Scan the entries for the word "each" and return every line that has it.

(DATA Opens)

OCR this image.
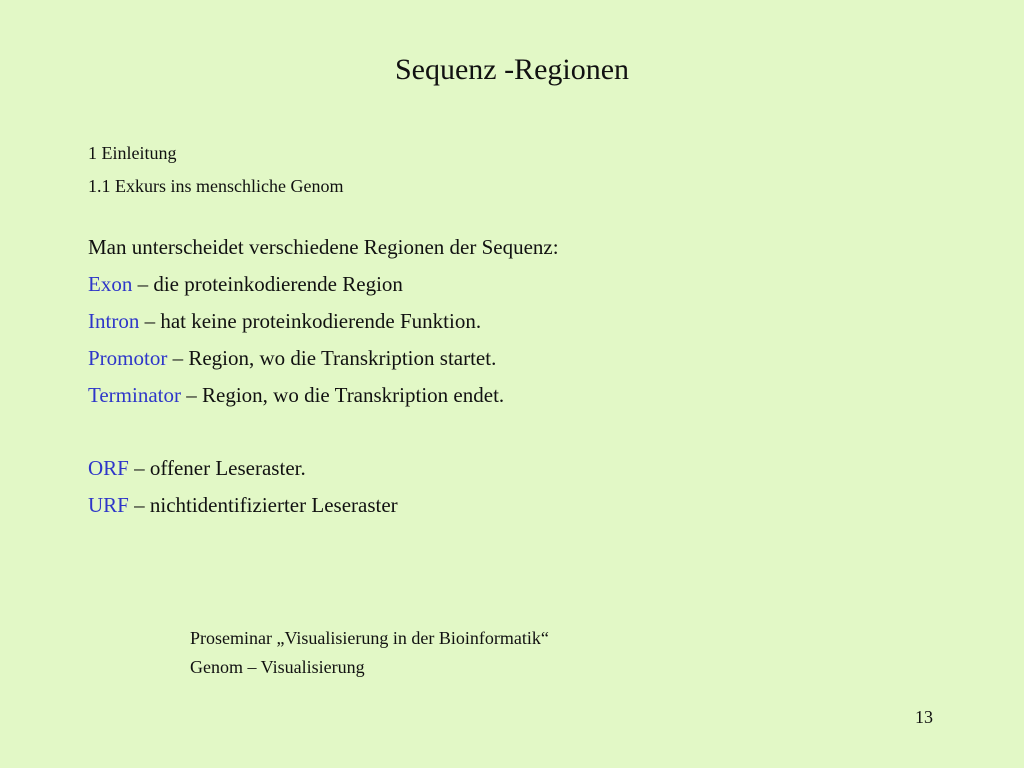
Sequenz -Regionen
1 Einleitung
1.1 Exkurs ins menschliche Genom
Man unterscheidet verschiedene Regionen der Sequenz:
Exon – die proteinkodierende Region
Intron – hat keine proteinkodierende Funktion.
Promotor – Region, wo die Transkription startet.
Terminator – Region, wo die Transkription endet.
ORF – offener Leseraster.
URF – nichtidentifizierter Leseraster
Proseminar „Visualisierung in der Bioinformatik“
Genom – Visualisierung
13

(DATA Closes)
(DATA Opens)

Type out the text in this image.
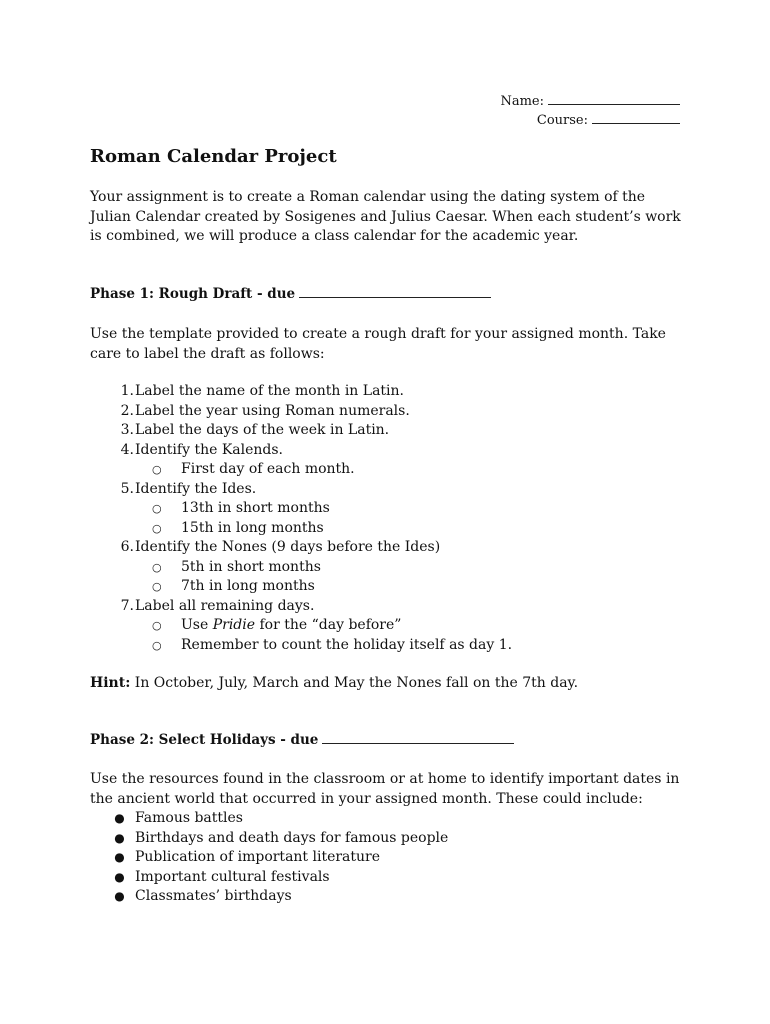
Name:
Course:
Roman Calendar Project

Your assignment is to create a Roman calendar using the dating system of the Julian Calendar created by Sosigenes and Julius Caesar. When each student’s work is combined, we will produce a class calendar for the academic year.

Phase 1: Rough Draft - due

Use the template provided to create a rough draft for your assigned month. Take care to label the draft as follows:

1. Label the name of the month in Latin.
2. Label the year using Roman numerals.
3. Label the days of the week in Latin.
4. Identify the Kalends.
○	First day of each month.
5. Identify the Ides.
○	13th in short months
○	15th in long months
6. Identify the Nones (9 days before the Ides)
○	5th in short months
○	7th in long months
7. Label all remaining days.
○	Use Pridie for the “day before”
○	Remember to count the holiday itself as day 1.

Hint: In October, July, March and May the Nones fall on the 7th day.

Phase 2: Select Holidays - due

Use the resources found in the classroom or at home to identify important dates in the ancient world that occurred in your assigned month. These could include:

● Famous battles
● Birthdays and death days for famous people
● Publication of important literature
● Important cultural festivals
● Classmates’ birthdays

(DATA Closes)
(DATA Opens)

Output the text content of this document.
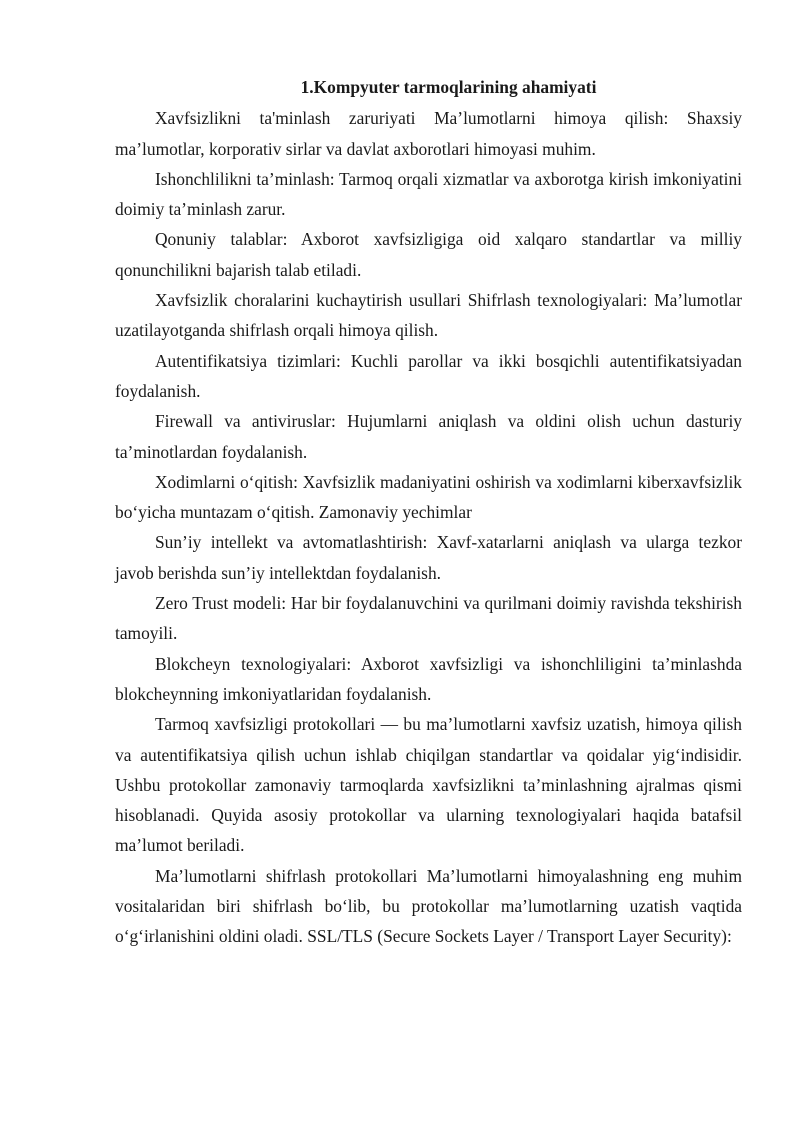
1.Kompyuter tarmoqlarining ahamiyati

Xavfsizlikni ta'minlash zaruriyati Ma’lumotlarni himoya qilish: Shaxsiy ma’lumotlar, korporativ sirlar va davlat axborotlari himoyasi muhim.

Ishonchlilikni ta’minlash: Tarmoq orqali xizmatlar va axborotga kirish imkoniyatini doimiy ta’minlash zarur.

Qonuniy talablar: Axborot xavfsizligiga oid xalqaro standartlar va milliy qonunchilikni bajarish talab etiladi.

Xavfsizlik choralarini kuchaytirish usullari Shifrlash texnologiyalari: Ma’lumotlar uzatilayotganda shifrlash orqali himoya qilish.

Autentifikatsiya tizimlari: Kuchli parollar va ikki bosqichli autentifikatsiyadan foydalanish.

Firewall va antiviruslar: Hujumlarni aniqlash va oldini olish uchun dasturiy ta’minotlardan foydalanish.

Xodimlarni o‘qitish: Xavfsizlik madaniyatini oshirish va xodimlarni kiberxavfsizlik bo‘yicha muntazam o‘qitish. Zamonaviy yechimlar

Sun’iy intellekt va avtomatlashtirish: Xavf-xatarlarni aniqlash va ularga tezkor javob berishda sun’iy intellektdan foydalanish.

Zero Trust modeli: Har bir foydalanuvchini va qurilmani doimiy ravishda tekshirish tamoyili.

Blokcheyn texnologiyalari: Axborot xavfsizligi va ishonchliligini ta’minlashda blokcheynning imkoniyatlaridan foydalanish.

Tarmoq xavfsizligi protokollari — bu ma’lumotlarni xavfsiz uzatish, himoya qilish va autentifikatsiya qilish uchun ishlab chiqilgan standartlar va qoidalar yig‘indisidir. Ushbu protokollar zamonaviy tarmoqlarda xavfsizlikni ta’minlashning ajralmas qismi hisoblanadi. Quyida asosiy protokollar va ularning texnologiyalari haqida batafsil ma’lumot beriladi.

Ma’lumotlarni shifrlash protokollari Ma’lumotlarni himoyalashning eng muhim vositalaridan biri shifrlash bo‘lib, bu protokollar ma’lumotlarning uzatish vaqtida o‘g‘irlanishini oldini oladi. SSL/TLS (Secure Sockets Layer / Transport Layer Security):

(DATA Closes)

| RESPONSE |
Your assignment is to create a Roman calendar using the dating system of the Julian Calendar created by Sosigenes and Julius Caesar. When each student’s work is combined, we will produce a class calendar for the academic year.
○	First day of each month.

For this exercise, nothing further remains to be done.